%%

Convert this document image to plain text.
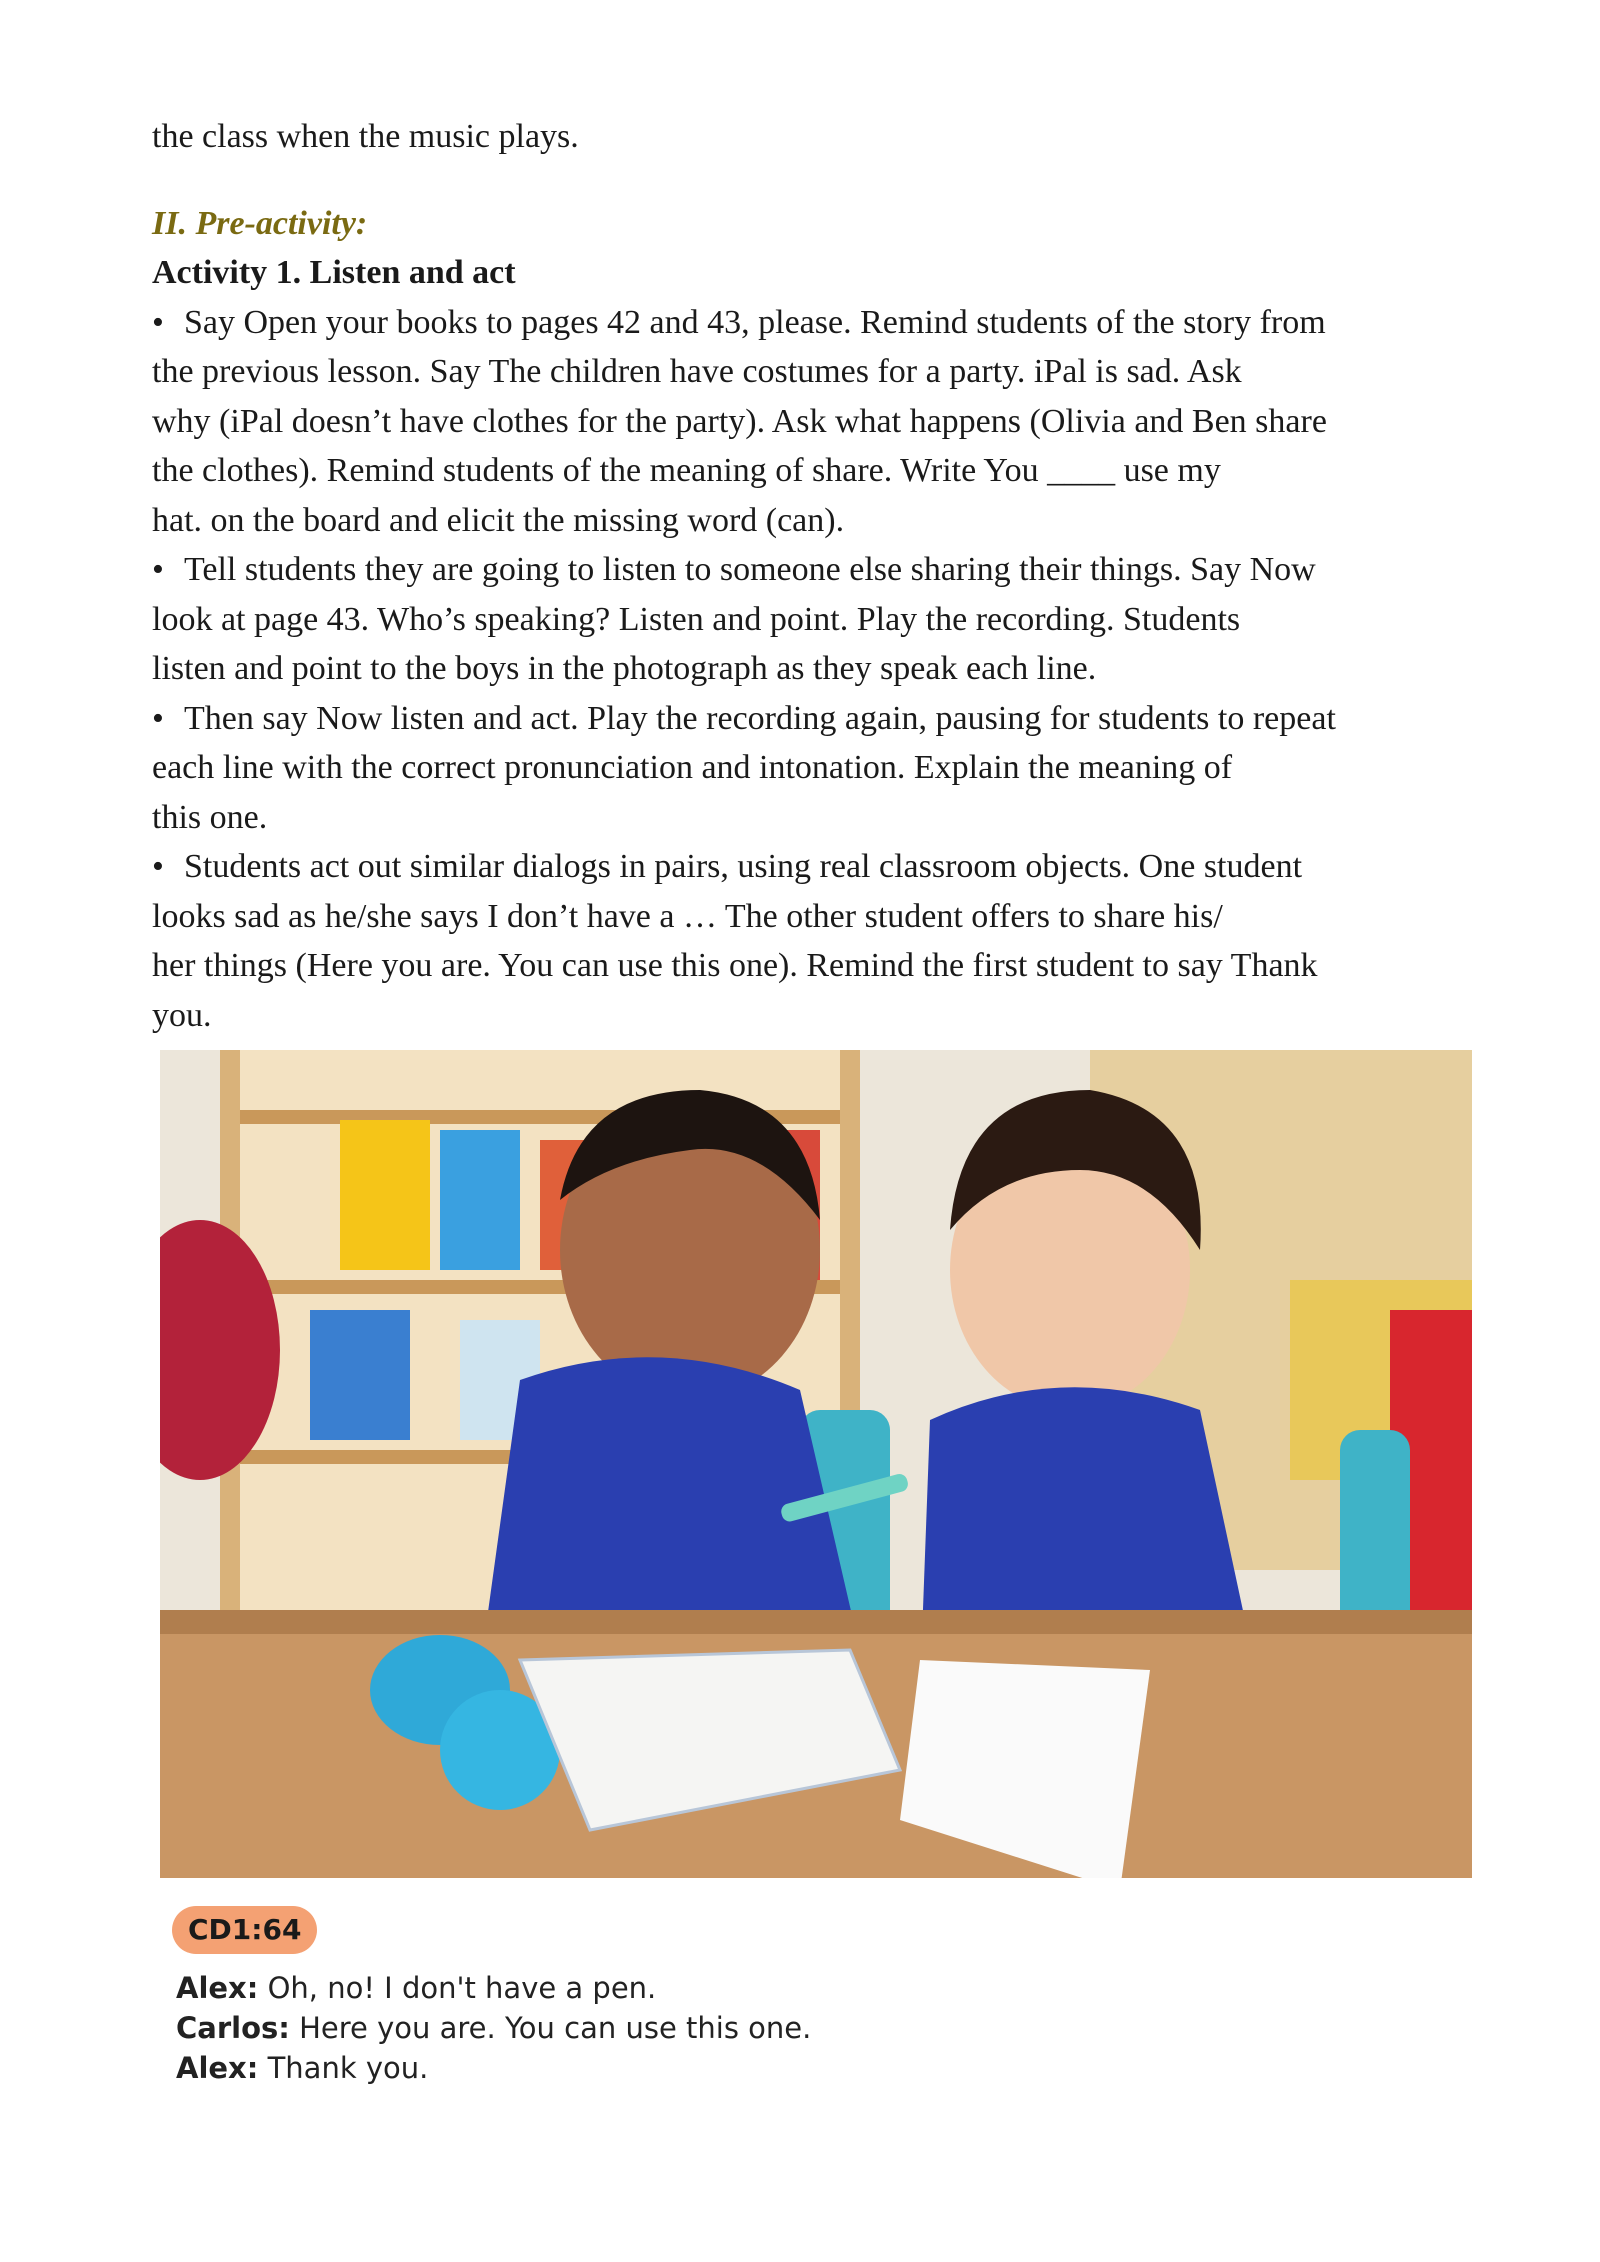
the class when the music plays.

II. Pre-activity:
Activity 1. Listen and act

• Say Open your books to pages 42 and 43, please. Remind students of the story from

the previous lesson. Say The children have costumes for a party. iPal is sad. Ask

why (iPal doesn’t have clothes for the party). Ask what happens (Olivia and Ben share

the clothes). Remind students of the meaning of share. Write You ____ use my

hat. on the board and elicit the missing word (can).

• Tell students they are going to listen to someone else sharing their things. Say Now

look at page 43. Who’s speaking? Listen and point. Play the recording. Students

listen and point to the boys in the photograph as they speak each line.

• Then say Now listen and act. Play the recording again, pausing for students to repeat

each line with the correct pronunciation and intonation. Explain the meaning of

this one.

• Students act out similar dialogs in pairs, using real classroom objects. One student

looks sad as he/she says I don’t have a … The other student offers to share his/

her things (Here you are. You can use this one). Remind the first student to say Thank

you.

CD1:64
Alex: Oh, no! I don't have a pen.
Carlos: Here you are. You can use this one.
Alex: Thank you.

%%

**Task description**
Go through the material above and copy each line that has the word "have".

**Solution to the exercise**
the previous lesson. Say The children have costumes for a party. iPal is sad. Ask
why (iPal doesn’t have clothes for the party). Ask what happens (Olivia and Ben share
looks sad as he/she says I don’t have a … The other student offers to share his/
Alex: Oh, no! I don't have a pen.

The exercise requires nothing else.